| What to produce |
Can you quote the records below in full, word for word?

| Information provided |
'''
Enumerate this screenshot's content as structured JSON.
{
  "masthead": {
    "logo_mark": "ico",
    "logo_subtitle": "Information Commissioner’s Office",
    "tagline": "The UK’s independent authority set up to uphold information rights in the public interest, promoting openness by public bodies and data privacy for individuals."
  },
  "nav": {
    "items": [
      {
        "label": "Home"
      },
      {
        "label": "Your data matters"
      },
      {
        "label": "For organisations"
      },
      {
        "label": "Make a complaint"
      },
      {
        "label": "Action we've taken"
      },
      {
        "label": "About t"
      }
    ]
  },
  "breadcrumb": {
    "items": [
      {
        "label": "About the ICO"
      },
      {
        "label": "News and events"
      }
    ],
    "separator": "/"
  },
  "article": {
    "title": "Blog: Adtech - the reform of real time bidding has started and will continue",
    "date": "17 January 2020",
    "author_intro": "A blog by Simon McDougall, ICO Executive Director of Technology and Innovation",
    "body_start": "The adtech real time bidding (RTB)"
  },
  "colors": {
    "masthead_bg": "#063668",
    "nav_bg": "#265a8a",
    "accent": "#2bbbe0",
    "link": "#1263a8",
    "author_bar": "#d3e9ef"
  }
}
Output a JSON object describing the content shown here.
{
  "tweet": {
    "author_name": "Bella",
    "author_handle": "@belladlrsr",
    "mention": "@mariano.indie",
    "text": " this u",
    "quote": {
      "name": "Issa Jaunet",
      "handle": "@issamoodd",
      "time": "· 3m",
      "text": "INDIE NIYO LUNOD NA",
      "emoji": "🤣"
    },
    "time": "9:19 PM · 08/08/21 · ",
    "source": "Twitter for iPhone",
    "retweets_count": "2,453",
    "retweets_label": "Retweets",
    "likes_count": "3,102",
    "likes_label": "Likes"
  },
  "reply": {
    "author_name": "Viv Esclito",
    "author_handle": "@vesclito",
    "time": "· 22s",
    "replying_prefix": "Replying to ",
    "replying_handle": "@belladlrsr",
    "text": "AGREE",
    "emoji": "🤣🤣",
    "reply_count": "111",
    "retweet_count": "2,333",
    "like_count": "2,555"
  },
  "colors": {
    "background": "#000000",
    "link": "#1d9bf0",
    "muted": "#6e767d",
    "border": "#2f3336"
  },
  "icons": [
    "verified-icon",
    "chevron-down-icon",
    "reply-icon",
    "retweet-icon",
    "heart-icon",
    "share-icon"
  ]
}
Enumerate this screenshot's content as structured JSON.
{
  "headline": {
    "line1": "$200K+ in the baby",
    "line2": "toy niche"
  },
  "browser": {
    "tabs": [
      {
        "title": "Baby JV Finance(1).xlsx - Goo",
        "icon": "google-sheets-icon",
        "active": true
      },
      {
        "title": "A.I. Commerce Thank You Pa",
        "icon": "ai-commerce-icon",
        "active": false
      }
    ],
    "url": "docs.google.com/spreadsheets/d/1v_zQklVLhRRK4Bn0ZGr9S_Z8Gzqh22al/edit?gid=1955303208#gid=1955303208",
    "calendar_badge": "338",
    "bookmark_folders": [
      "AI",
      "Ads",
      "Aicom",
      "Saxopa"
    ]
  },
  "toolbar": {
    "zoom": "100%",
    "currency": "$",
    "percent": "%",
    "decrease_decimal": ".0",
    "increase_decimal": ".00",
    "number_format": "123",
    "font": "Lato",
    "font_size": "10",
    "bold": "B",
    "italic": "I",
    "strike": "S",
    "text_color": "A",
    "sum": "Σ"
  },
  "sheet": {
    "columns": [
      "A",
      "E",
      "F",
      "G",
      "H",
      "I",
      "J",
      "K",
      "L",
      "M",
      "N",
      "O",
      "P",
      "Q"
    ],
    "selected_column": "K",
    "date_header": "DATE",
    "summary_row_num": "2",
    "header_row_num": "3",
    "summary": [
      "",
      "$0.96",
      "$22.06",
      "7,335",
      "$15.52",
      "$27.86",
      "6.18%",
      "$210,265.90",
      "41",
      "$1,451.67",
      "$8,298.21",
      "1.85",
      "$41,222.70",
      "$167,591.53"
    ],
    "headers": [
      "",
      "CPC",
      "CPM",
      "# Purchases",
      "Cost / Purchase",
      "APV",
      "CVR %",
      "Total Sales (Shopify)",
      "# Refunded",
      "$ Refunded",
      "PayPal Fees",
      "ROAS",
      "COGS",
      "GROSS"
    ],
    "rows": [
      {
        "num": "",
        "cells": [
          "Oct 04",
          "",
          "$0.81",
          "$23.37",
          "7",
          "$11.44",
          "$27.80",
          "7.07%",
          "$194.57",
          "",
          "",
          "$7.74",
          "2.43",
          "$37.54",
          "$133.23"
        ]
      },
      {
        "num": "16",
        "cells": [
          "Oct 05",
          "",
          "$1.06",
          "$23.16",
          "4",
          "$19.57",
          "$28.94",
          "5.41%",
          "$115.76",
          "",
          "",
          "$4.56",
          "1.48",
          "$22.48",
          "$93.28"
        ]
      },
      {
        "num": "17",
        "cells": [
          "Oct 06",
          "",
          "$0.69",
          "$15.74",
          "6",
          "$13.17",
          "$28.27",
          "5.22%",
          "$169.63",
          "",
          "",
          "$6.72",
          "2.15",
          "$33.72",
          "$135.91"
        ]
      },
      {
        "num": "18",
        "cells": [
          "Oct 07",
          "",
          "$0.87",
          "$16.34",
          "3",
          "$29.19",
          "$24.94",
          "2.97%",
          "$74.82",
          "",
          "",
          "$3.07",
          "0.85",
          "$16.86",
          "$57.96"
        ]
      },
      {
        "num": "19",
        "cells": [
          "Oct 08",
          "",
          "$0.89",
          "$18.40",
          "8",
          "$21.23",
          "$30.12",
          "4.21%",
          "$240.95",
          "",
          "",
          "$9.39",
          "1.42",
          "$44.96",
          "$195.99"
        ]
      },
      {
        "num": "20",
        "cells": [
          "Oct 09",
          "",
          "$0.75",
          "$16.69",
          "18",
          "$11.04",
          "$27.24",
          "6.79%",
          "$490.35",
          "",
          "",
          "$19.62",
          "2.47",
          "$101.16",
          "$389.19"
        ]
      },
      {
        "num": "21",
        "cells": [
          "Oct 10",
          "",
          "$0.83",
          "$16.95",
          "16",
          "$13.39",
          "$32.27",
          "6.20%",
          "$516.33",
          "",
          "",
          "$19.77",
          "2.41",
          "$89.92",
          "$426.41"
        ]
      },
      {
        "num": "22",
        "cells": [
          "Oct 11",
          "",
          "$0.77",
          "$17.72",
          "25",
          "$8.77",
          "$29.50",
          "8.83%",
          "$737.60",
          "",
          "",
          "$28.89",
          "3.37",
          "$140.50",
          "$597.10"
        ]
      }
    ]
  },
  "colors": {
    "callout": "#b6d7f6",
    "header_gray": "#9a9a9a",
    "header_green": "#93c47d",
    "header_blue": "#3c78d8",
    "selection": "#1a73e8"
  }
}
'''
| Result of the exercise |
Enumerate this screenshot's content as structured JSON.
{
  "masthead": {
    "logo_mark": "ico",
    "logo_subtitle": "Information Commissioner’s Office",
    "tagline": "The UK’s independent authority set up to uphold information rights in the public interest, promoting openness by public bodies and data privacy for individuals."
  },
  "nav": {
    "items": [
      {
        "label": "Home"
      },
      {
        "label": "Your data matters"
      },
      {
        "label": "For organisations"
      },
      {
        "label": "Make a complaint"
      },
      {
        "label": "Action we've taken"
      },
      {
        "label": "About t"
      }
    ]
  },
  "breadcrumb": {
    "items": [
      {
        "label": "About the ICO"
      },
      {
        "label": "News and events"
      }
    ],
    "separator": "/"
  },
  "article": {
    "title": "Blog: Adtech - the reform of real time bidding has started and will continue",
    "date": "17 January 2020",
    "author_intro": "A blog by Simon McDougall, ICO Executive Director of Technology and Innovation",
    "body_start": "The adtech real time bidding (RTB)"
  },
  "colors": {
    "masthead_bg": "#063668",
    "nav_bg": "#265a8a",
    "accent": "#2bbbe0",
    "link": "#1263a8",
    "author_bar": "#d3e9ef"
  }
}
Output a JSON object describing the content shown here.
{
  "tweet": {
    "author_name": "Bella",
    "author_handle": "@belladlrsr",
    "mention": "@mariano.indie",
    "text": " this u",
    "quote": {
      "name": "Issa Jaunet",
      "handle": "@issamoodd",
      "time": "· 3m",
      "text": "INDIE NIYO LUNOD NA",
      "emoji": "🤣"
    },
    "time": "9:19 PM · 08/08/21 · ",
    "source": "Twitter for iPhone",
    "retweets_count": "2,453",
    "retweets_label": "Retweets",
    "likes_count": "3,102",
    "likes_label": "Likes"
  },
  "reply": {
    "author_name": "Viv Esclito",
    "author_handle": "@vesclito",
    "time": "· 22s",
    "replying_prefix": "Replying to ",
    "replying_handle": "@belladlrsr",
    "text": "AGREE",
    "emoji": "🤣🤣",
    "reply_count": "111",
    "retweet_count": "2,333",
    "like_count": "2,555"
  },
  "colors": {
    "background": "#000000",
    "link": "#1d9bf0",
    "muted": "#6e767d",
    "border": "#2f3336"
  },
  "icons": [
    "verified-icon",
    "chevron-down-icon",
    "reply-icon",
    "retweet-icon",
    "heart-icon",
    "share-icon"
  ]
}
Enumerate this screenshot's content as structured JSON.
{
  "headline": {
    "line1": "$200K+ in the baby",
    "line2": "toy niche"
  },
  "browser": {
    "tabs": [
      {
        "title": "Baby JV Finance(1).xlsx - Goo",
        "icon": "google-sheets-icon",
        "active": true
      },
      {
        "title": "A.I. Commerce Thank You Pa",
        "icon": "ai-commerce-icon",
        "active": false
      }
    ],
    "url": "docs.google.com/spreadsheets/d/1v_zQklVLhRRK4Bn0ZGr9S_Z8Gzqh22al/edit?gid=1955303208#gid=1955303208",
    "calendar_badge": "338",
    "bookmark_folders": [
      "AI",
      "Ads",
      "Aicom",
      "Saxopa"
    ]
  },
  "toolbar": {
    "zoom": "100%",
    "currency": "$",
    "percent": "%",
    "decrease_decimal": ".0",
    "increase_decimal": ".00",
    "number_format": "123",
    "font": "Lato",
    "font_size": "10",
    "bold": "B",
    "italic": "I",
    "strike": "S",
    "text_color": "A",
    "sum": "Σ"
  },
  "sheet": {
    "columns": [
      "A",
      "E",
      "F",
      "G",
      "H",
      "I",
      "J",
      "K",
      "L",
      "M",
      "N",
      "O",
      "P",
      "Q"
    ],
    "selected_column": "K",
    "date_header": "DATE",
    "summary_row_num": "2",
    "header_row_num": "3",
    "summary": [
      "",
      "$0.96",
      "$22.06",
      "7,335",
      "$15.52",
      "$27.86",
      "6.18%",
      "$210,265.90",
      "41",
      "$1,451.67",
      "$8,298.21",
      "1.85",
      "$41,222.70",
      "$167,591.53"
    ],
    "headers": [
      "",
      "CPC",
      "CPM",
      "# Purchases",
      "Cost / Purchase",
      "APV",
      "CVR %",
      "Total Sales (Shopify)",
      "# Refunded",
      "$ Refunded",
      "PayPal Fees",
      "ROAS",
      "COGS",
      "GROSS"
    ],
    "rows": [
      {
        "num": "",
        "cells": [
          "Oct 04",
          "",
          "$0.81",
          "$23.37",
          "7",
          "$11.44",
          "$27.80",
          "7.07%",
          "$194.57",
          "",
          "",
          "$7.74",
          "2.43",
          "$37.54",
          "$133.23"
        ]
      },
      {
        "num": "16",
        "cells": [
          "Oct 05",
          "",
          "$1.06",
          "$23.16",
          "4",
          "$19.57",
          "$28.94",
          "5.41%",
          "$115.76",
          "",
          "",
          "$4.56",
          "1.48",
          "$22.48",
          "$93.28"
        ]
      },
      {
        "num": "17",
        "cells": [
          "Oct 06",
          "",
          "$0.69",
          "$15.74",
          "6",
          "$13.17",
          "$28.27",
          "5.22%",
          "$169.63",
          "",
          "",
          "$6.72",
          "2.15",
          "$33.72",
          "$135.91"
        ]
      },
      {
        "num": "18",
        "cells": [
          "Oct 07",
          "",
          "$0.87",
          "$16.34",
          "3",
          "$29.19",
          "$24.94",
          "2.97%",
          "$74.82",
          "",
          "",
          "$3.07",
          "0.85",
          "$16.86",
          "$57.96"
        ]
      },
      {
        "num": "19",
        "cells": [
          "Oct 08",
          "",
          "$0.89",
          "$18.40",
          "8",
          "$21.23",
          "$30.12",
          "4.21%",
          "$240.95",
          "",
          "",
          "$9.39",
          "1.42",
          "$44.96",
          "$195.99"
        ]
      },
      {
        "num": "20",
        "cells": [
          "Oct 09",
          "",
          "$0.75",
          "$16.69",
          "18",
          "$11.04",
          "$27.24",
          "6.79%",
          "$490.35",
          "",
          "",
          "$19.62",
          "2.47",
          "$101.16",
          "$389.19"
        ]
      },
      {
        "num": "21",
        "cells": [
          "Oct 10",
          "",
          "$0.83",
          "$16.95",
          "16",
          "$13.39",
          "$32.27",
          "6.20%",
          "$516.33",
          "",
          "",
          "$19.77",
          "2.41",
          "$89.92",
          "$426.41"
        ]
      },
      {
        "num": "22",
        "cells": [
          "Oct 11",
          "",
          "$0.77",
          "$17.72",
          "25",
          "$8.77",
          "$29.50",
          "8.83%",
          "$737.60",
          "",
          "",
          "$28.89",
          "3.37",
          "$140.50",
          "$597.10"
        ]
      }
    ]
  },
  "colors": {
    "callout": "#b6d7f6",
    "header_gray": "#9a9a9a",
    "header_green": "#93c47d",
    "header_blue": "#3c78d8",
    "selection": "#1a73e8"
  }
}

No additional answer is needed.